# Start of EXTRACTED INFORMATION

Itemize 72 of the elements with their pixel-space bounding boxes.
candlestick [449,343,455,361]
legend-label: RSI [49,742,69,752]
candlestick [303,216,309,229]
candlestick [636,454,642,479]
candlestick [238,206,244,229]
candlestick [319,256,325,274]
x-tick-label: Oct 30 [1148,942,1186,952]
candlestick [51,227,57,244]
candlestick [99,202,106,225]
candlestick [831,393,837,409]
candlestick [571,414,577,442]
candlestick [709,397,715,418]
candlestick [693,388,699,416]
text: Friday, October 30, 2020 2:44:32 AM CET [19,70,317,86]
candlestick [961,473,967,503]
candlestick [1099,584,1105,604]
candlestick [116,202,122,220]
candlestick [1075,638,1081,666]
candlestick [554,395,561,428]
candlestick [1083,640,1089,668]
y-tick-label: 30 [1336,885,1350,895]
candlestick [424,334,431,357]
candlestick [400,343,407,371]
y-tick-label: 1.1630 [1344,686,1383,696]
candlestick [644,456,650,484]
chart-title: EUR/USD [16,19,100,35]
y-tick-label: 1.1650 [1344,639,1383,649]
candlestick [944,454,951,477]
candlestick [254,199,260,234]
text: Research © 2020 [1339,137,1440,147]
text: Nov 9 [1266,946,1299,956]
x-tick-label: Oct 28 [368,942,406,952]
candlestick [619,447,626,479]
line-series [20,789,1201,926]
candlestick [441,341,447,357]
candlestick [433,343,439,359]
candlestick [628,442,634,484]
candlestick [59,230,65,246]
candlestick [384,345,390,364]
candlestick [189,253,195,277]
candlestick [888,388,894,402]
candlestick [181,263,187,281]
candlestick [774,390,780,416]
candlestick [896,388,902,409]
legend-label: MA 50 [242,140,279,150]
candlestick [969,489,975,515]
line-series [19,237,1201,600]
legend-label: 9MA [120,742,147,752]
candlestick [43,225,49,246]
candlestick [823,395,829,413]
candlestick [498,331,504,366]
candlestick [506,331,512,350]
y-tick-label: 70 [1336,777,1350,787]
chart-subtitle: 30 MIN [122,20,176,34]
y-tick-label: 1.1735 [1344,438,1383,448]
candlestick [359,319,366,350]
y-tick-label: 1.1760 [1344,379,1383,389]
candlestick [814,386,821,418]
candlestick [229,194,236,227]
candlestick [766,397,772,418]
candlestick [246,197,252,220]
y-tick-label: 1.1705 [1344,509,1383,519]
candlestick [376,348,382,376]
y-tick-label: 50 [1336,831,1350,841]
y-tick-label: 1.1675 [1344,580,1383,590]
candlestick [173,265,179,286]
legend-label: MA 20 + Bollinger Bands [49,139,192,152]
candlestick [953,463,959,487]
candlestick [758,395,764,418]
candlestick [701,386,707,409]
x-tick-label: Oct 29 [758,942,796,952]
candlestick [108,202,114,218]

# End of EXTRACTED INFORMATION

STATED TASK: Edit the data above by writing it out again with every instance of "candlestick" changed to "price bar" and everything else left as it is.

SOLUTION FOR THIS PROBLEM:
Itemize 72 of the elements with their pixel-space bounding boxes.
price bar [449,343,455,361]
legend-label: RSI [49,742,69,752]
price bar [303,216,309,229]
price bar [636,454,642,479]
price bar [238,206,244,229]
price bar [319,256,325,274]
x-tick-label: Oct 30 [1148,942,1186,952]
price bar [51,227,57,244]
price bar [99,202,106,225]
price bar [831,393,837,409]
price bar [571,414,577,442]
price bar [709,397,715,418]
price bar [693,388,699,416]
text: Friday, October 30, 2020 2:44:32 AM CET [19,70,317,86]
price bar [961,473,967,503]
price bar [1099,584,1105,604]
price bar [116,202,122,220]
price bar [1075,638,1081,666]
price bar [554,395,561,428]
price bar [1083,640,1089,668]
y-tick-label: 30 [1336,885,1350,895]
price bar [424,334,431,357]
price bar [400,343,407,371]
y-tick-label: 1.1630 [1344,686,1383,696]
price bar [644,456,650,484]
chart-title: EUR/USD [16,19,100,35]
y-tick-label: 1.1650 [1344,639,1383,649]
price bar [944,454,951,477]
price bar [254,199,260,234]
text: Research © 2020 [1339,137,1440,147]
text: Nov 9 [1266,946,1299,956]
x-tick-label: Oct 28 [368,942,406,952]
price bar [619,447,626,479]
line-series [20,789,1201,926]
price bar [441,341,447,357]
price bar [433,343,439,359]
price bar [628,442,634,484]
price bar [59,230,65,246]
price bar [384,345,390,364]
price bar [189,253,195,277]
price bar [888,388,894,402]
price bar [181,263,187,281]
price bar [774,390,780,416]
price bar [896,388,902,409]
legend-label: MA 50 [242,140,279,150]
price bar [969,489,975,515]
line-series [19,237,1201,600]
legend-label: 9MA [120,742,147,752]
price bar [43,225,49,246]
price bar [823,395,829,413]
price bar [498,331,504,366]
price bar [506,331,512,350]
y-tick-label: 70 [1336,777,1350,787]
chart-subtitle: 30 MIN [122,20,176,34]
y-tick-label: 1.1735 [1344,438,1383,448]
price bar [359,319,366,350]
y-tick-label: 1.1760 [1344,379,1383,389]
price bar [814,386,821,418]
price bar [229,194,236,227]
price bar [766,397,772,418]
price bar [246,197,252,220]
y-tick-label: 1.1705 [1344,509,1383,519]
price bar [376,348,382,376]
y-tick-label: 50 [1336,831,1350,841]
y-tick-label: 1.1675 [1344,580,1383,590]
price bar [173,265,179,286]
legend-label: MA 20 + Bollinger Bands [49,139,192,152]
price bar [953,463,959,487]
price bar [758,395,764,418]
price bar [701,386,707,409]
x-tick-label: Oct 29 [758,942,796,952]
price bar [108,202,114,218]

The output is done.